**Task details:** Return the number of lines holding "heading", with nothing added.
---- Given information
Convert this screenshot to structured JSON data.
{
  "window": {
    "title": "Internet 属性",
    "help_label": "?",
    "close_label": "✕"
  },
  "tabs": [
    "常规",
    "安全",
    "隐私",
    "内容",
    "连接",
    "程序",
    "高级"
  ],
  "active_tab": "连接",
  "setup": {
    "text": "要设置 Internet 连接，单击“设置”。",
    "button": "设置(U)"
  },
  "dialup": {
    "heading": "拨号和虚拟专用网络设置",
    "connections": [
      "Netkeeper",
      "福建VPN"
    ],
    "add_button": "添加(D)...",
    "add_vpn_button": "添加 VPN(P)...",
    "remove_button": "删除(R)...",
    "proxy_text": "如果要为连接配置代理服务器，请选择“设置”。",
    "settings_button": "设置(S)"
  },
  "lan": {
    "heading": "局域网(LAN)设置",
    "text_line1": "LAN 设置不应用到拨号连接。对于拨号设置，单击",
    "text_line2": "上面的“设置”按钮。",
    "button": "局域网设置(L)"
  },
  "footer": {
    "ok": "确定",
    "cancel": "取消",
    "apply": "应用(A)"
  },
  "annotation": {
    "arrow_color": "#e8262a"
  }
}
--------
**Solution for this problem:** 2